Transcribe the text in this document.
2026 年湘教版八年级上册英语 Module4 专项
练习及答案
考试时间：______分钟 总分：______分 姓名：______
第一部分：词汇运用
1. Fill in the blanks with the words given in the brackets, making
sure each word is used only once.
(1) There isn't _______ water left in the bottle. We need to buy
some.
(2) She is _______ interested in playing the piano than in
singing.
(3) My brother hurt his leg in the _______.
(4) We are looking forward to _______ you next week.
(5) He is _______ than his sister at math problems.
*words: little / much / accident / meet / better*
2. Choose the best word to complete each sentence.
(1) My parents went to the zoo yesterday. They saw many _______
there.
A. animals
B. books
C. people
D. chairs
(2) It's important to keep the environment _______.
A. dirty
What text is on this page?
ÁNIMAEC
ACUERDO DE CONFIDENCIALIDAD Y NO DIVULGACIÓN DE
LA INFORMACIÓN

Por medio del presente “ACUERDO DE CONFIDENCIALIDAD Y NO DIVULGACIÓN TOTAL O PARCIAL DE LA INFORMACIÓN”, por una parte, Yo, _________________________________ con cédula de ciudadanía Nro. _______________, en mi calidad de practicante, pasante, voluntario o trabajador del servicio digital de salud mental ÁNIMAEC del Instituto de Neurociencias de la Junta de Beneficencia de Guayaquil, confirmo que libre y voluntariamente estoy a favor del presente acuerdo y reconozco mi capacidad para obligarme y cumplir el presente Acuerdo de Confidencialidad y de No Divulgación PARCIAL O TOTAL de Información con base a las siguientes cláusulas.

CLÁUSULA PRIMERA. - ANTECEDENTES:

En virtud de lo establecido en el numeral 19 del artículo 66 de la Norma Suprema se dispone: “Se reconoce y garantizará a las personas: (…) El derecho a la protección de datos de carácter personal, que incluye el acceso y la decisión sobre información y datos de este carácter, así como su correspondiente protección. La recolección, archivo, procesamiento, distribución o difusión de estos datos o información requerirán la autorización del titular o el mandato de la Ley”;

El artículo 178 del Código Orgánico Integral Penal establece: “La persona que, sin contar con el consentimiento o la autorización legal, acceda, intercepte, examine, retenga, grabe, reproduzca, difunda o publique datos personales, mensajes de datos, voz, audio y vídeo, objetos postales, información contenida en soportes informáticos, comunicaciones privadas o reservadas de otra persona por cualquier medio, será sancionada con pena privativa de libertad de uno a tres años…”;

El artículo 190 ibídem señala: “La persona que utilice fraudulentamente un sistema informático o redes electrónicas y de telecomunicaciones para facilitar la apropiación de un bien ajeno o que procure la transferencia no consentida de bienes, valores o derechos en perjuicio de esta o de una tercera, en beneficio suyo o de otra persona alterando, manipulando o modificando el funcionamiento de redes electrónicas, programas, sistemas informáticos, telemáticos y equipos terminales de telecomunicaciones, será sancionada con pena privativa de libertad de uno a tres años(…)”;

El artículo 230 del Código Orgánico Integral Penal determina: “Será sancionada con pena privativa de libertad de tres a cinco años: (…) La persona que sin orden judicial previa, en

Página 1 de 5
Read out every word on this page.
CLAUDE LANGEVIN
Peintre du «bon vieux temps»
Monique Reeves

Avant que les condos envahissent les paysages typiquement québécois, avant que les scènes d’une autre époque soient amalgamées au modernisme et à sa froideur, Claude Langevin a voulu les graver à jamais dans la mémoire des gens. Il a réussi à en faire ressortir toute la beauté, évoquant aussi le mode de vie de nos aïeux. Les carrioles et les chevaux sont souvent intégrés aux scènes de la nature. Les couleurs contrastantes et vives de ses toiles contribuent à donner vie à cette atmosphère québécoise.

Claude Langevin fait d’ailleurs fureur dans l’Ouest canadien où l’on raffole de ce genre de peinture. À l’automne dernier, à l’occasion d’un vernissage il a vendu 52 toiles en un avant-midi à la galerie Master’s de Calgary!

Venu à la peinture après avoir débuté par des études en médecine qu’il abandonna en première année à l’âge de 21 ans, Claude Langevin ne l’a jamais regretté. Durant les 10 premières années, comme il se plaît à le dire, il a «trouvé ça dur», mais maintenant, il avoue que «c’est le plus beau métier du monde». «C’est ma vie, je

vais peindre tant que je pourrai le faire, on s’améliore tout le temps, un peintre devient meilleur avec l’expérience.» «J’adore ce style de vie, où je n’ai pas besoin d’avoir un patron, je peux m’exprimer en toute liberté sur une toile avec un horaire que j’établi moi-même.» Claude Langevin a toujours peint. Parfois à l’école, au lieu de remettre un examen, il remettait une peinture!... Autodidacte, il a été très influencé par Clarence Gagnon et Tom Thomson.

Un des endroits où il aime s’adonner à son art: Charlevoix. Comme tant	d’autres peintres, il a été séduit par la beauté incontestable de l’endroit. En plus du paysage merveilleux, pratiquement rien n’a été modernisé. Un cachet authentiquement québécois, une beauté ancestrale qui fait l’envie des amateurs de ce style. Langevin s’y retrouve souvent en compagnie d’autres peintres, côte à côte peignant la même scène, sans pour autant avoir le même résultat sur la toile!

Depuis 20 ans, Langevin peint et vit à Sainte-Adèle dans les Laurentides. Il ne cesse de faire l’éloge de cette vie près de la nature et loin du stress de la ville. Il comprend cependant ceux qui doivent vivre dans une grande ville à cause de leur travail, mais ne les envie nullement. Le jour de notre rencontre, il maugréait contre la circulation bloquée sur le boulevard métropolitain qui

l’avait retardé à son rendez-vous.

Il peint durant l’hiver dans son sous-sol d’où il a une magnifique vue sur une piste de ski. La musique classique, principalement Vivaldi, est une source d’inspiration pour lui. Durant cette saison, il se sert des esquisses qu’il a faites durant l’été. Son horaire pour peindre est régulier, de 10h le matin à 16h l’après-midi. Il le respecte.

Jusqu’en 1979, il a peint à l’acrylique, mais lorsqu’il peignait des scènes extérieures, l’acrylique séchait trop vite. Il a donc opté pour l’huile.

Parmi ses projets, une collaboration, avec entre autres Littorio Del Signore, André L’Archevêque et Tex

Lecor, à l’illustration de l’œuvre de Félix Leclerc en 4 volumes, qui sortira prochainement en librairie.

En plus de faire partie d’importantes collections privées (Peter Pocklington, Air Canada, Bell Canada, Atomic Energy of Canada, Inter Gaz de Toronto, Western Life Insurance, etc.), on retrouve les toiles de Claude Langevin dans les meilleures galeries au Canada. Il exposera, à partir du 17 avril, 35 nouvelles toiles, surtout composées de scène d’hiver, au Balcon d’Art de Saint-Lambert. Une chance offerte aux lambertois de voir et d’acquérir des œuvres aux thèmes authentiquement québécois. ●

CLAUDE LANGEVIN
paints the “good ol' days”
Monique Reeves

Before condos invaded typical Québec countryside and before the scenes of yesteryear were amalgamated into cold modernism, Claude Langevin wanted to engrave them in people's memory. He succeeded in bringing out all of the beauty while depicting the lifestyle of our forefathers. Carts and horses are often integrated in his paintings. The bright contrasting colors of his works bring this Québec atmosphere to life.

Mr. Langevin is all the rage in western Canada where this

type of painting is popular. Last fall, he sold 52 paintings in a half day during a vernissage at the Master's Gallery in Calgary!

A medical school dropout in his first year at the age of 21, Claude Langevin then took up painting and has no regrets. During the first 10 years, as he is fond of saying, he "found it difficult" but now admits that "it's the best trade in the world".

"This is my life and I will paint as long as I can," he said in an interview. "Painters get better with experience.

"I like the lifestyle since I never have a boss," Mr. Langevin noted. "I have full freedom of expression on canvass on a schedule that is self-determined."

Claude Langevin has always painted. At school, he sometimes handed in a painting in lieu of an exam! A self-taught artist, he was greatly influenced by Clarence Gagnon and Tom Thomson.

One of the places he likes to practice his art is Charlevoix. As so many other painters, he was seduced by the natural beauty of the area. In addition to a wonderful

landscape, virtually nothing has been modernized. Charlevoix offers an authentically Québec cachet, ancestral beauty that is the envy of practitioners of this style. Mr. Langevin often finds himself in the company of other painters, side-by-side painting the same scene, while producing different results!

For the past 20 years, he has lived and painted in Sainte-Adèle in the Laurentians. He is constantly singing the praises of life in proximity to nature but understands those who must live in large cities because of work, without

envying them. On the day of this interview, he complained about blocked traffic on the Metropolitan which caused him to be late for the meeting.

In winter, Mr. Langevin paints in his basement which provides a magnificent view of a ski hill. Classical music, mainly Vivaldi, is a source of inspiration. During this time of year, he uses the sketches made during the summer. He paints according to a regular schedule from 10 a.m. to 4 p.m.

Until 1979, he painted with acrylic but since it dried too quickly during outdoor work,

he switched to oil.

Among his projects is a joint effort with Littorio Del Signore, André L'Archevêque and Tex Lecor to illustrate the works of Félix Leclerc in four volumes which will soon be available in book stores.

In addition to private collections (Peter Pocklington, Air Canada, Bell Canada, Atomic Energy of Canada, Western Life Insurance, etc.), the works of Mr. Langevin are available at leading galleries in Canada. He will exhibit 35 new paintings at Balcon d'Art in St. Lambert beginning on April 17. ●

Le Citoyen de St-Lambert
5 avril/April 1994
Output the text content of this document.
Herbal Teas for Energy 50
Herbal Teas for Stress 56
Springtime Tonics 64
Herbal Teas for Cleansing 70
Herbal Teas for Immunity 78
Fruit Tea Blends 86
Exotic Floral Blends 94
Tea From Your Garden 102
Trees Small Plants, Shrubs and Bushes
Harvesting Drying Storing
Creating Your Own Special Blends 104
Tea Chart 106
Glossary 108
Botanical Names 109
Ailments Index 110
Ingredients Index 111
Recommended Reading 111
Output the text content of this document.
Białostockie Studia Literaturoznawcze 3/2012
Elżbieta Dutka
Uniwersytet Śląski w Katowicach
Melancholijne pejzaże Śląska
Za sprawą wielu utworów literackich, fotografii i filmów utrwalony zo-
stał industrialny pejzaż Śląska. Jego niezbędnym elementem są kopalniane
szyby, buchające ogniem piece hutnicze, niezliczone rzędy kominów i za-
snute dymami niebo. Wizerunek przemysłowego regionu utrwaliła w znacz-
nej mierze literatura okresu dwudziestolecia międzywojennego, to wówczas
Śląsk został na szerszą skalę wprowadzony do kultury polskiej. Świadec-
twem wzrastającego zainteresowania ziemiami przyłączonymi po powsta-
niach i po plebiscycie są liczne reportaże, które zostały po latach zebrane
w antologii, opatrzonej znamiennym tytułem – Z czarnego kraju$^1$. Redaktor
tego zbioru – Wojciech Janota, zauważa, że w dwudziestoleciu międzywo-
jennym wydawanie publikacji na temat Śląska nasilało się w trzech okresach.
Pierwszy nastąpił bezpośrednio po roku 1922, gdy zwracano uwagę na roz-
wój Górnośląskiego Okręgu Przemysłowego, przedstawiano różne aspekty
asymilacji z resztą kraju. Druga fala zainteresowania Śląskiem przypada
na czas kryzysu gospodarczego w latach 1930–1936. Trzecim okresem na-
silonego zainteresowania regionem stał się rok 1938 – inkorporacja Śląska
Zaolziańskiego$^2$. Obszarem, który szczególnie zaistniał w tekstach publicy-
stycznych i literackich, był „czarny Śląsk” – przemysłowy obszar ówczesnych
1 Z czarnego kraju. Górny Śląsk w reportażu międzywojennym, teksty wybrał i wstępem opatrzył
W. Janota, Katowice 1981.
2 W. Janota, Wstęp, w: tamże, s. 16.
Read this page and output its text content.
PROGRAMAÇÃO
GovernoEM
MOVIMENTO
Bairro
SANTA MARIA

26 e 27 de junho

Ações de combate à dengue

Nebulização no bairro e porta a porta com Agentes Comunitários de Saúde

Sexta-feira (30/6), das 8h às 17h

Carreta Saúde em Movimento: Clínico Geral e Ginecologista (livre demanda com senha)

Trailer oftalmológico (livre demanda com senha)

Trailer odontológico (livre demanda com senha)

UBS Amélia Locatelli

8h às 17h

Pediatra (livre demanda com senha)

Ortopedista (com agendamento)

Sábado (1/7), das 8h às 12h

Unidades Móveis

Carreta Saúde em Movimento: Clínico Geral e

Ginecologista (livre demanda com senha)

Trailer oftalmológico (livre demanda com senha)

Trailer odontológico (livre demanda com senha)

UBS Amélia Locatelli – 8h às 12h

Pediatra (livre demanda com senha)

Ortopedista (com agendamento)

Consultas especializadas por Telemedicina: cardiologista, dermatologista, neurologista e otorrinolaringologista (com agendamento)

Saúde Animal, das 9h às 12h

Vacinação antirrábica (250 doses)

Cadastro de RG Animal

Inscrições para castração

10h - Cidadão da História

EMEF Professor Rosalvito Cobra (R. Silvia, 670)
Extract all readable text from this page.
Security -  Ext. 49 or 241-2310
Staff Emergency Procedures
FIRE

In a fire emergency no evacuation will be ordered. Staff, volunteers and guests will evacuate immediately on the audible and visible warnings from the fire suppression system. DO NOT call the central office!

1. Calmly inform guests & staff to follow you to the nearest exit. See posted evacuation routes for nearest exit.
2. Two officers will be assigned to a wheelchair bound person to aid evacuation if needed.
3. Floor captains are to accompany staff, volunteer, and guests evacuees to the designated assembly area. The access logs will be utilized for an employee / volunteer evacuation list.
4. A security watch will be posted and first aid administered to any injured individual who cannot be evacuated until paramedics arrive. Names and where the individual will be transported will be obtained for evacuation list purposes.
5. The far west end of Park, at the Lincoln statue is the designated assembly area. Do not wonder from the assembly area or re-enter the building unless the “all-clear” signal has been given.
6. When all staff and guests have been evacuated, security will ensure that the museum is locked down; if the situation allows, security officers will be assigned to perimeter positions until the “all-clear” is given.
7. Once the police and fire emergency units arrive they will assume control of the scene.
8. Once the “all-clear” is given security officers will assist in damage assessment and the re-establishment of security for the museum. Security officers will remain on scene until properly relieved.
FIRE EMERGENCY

====

• **Exercise goal**: Copy every line of the records above that holds the word "page".

• **Answer for the task**:
What text is on this page?
Read out every word on this page.
Read this page and output its text content.
Extract all readable text from this page.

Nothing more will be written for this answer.